Search the records below for the word "marker" and show every line where it occurs.

● **Items from a figure collection**

------------------------

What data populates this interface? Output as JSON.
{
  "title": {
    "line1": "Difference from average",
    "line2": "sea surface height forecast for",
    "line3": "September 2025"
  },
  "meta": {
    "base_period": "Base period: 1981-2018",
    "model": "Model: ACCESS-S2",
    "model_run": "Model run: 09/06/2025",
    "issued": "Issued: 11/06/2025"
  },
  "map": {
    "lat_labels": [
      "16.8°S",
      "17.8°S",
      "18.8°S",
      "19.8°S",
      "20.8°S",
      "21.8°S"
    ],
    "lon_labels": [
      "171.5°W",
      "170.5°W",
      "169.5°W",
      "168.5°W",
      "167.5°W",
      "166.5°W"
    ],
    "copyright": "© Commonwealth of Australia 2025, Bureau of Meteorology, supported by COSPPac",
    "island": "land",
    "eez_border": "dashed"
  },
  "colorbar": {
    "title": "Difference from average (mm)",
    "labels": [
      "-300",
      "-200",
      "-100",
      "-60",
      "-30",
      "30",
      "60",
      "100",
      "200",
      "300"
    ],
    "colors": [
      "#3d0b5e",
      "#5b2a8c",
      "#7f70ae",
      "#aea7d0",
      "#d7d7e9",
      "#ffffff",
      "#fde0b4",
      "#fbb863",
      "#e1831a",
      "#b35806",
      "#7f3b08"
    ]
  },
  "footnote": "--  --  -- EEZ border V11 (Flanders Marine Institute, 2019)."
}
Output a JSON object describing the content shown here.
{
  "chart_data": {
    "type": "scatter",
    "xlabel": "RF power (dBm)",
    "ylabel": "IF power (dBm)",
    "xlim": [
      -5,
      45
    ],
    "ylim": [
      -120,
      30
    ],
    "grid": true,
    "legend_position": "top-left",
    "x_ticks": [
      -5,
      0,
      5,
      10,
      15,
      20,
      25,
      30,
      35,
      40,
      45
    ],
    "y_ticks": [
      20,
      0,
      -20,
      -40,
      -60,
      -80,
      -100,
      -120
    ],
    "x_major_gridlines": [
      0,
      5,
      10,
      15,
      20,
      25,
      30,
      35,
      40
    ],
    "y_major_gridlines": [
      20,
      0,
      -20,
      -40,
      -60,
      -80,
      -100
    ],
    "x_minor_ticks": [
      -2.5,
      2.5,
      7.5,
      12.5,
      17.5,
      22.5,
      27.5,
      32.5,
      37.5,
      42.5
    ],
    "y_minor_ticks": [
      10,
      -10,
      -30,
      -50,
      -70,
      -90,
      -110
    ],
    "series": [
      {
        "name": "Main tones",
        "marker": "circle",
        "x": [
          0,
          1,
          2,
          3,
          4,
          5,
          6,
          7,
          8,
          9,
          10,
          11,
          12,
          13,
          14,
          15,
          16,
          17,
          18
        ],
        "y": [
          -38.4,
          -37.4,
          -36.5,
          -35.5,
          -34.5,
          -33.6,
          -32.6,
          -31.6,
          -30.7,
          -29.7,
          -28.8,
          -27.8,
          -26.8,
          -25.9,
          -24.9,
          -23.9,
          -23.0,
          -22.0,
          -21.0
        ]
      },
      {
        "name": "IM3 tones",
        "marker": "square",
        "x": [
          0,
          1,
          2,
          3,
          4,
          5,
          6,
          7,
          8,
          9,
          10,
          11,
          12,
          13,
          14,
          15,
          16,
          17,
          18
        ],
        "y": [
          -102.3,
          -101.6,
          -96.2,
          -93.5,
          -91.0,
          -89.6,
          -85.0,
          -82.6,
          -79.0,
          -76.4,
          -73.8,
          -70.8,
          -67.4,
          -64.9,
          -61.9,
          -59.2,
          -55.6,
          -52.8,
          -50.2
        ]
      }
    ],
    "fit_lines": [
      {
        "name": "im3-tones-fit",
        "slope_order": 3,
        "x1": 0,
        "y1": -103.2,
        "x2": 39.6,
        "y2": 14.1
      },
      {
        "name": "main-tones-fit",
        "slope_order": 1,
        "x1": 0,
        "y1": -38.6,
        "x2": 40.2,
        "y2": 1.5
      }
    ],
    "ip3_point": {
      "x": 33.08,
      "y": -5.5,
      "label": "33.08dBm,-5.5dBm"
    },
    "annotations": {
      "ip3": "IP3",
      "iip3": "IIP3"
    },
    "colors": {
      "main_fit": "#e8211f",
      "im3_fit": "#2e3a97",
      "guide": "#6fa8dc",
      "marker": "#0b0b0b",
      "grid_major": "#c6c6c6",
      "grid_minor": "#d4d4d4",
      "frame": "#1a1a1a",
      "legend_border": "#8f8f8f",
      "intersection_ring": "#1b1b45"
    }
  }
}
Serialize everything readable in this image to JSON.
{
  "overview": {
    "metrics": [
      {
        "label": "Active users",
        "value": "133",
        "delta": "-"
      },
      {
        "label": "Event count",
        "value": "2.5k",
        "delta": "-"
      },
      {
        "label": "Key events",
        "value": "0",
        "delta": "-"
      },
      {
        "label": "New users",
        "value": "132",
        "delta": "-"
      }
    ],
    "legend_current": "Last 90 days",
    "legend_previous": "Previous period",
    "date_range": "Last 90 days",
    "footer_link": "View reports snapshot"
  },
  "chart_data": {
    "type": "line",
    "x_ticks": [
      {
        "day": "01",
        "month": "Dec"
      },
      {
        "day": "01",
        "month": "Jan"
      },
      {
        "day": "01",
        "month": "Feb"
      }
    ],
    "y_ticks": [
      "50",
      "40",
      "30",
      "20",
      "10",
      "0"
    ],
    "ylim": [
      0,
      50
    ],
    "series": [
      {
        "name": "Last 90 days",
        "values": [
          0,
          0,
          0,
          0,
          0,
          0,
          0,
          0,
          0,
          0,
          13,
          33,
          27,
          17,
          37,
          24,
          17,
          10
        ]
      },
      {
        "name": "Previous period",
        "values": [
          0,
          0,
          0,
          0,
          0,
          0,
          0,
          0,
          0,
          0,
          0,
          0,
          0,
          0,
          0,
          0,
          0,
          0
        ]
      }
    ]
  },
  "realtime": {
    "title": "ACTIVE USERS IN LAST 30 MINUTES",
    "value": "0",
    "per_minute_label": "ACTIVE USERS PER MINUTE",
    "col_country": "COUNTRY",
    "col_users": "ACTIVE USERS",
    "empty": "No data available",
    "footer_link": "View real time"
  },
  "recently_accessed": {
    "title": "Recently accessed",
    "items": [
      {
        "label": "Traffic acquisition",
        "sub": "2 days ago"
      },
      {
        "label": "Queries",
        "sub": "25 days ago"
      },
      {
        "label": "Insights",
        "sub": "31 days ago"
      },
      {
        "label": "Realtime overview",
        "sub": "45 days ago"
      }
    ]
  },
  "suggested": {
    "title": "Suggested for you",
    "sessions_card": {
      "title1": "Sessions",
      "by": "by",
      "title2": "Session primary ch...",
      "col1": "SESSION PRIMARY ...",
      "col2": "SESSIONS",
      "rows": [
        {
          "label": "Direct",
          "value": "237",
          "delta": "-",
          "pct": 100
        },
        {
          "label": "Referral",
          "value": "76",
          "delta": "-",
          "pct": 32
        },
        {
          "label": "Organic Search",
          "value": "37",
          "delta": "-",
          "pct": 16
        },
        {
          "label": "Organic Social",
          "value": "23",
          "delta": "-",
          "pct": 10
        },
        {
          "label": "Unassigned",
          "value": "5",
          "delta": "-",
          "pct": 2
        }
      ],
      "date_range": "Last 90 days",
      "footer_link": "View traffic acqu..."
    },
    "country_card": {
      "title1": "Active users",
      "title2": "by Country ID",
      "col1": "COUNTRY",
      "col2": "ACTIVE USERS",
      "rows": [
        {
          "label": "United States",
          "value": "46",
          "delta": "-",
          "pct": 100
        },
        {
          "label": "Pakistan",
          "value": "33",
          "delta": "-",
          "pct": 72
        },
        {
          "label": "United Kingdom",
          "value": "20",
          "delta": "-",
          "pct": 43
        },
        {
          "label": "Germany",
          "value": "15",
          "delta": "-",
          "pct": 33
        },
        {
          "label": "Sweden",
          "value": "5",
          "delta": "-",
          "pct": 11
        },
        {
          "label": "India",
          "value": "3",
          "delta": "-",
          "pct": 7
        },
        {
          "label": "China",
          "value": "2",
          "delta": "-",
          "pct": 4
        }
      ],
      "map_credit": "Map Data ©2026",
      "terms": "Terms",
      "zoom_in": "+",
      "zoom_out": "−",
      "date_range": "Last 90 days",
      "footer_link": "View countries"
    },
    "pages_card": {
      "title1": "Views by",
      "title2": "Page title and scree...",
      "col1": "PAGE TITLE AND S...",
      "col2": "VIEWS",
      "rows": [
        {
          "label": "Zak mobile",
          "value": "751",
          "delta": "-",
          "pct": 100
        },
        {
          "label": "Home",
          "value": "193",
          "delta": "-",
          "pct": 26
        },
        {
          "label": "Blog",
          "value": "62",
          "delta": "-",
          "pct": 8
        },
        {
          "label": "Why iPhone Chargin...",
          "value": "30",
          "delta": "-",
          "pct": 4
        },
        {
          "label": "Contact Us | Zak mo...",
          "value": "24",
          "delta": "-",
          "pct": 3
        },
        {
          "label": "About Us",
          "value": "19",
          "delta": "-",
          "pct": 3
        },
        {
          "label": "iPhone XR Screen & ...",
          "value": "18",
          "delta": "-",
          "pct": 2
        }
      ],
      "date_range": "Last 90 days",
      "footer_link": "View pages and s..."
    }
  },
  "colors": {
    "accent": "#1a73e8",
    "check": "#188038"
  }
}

------------------------

● **Complete response**
        "marker": "circle",
        "marker": "square",
      "marker": "#0b0b0b",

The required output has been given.